* START *

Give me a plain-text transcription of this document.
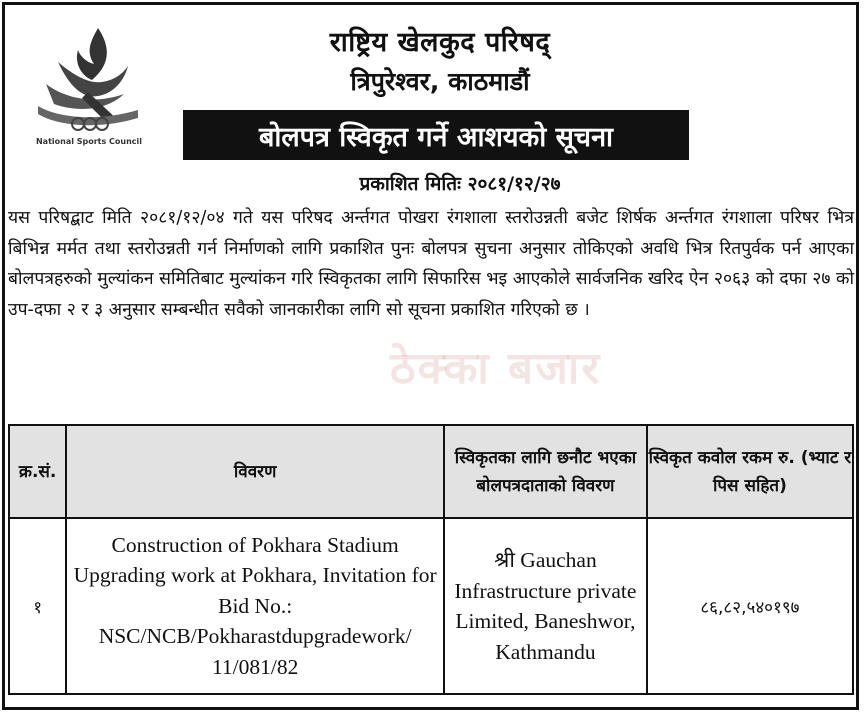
National Sports Council
राष्ट्रिय खेलकुद परिषद्
त्रिपुरेश्वर, काठमाडौं
बोलपत्र स्विकृत गर्ने आशयको सूचना
प्रकाशित मितिः २०८१/१२/२७
यस परिषद्बाट मिति २०८१/१२/०४ गते यस परिषद अर्न्तगत पोखरा रंगशाला स्तरोउन्नती बजेट शिर्षक अर्न्तगत रंगशाला परिषर भित्र बिभिन्न मर्मत तथा स्तरोउन्नती गर्न निर्माणको लागि प्रकाशित पुनः बोलपत्र सुचना अनुसार तोकिएको अवधि भित्र रितपुर्वक पर्न आएका बोलपत्रहरुको मुल्यांकन समितिबाट मुल्यांकन गरि स्विकृतका लागि सिफारिस भइ आएकोले सार्वजनिक खरिद ऐन २०६३ को दफा २७ को उप-दफा २ र ३ अनुसार सम्बन्धीत सवैको जानकारीका लागि सो सूचना प्रकाशित गरिएको छ ।
ठेक्का बजार
क्र.सं.	विवरण	स्विकृतका लागि छनौट भएका बोलपत्रदाताको विवरण	स्विकृत कवोल रकम रु. (भ्याट र पिस सहित)
१	Construction of Pokhara Stadium Upgrading work at Pokhara, Invitation for Bid No.: NSC/NCB/Pokharastdupgradework/ 11/081/82	श्री Gauchan Infrastructure private Limited, Baneshwor, Kathmandu	८६,८२,५४०१९७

* END *

STATED GOAL: Omit the pictures and give the material again, exactly and in full.

RESULT OF THE TASK:
Give me a plain-text transcription of this document.
National Sports Council
राष्ट्रिय खेलकुद परिषद्
त्रिपुरेश्वर, काठमाडौं
बोलपत्र स्विकृत गर्ने आशयको सूचना
प्रकाशित मितिः २०८१/१२/२७
यस परिषद्बाट मिति २०८१/१२/०४ गते यस परिषद अर्न्तगत पोखरा रंगशाला स्तरोउन्नती बजेट शिर्षक अर्न्तगत रंगशाला परिषर भित्र बिभिन्न मर्मत तथा स्तरोउन्नती गर्न निर्माणको लागि प्रकाशित पुनः बोलपत्र सुचना अनुसार तोकिएको अवधि भित्र रितपुर्वक पर्न आएका बोलपत्रहरुको मुल्यांकन समितिबाट मुल्यांकन गरि स्विकृतका लागि सिफारिस भइ आएकोले सार्वजनिक खरिद ऐन २०६३ को दफा २७ को उप-दफा २ र ३ अनुसार सम्बन्धीत सवैको जानकारीका लागि सो सूचना प्रकाशित गरिएको छ ।
ठेक्का बजार
क्र.सं.	विवरण	स्विकृतका लागि छनौट भएका बोलपत्रदाताको विवरण	स्विकृत कवोल रकम रु. (भ्याट र पिस सहित)
१	Construction of Pokhara Stadium Upgrading work at Pokhara, Invitation for Bid No.: NSC/NCB/Pokharastdupgradework/ 11/081/82	श्री Gauchan Infrastructure private Limited, Baneshwor, Kathmandu	८६,८२,५४०१९७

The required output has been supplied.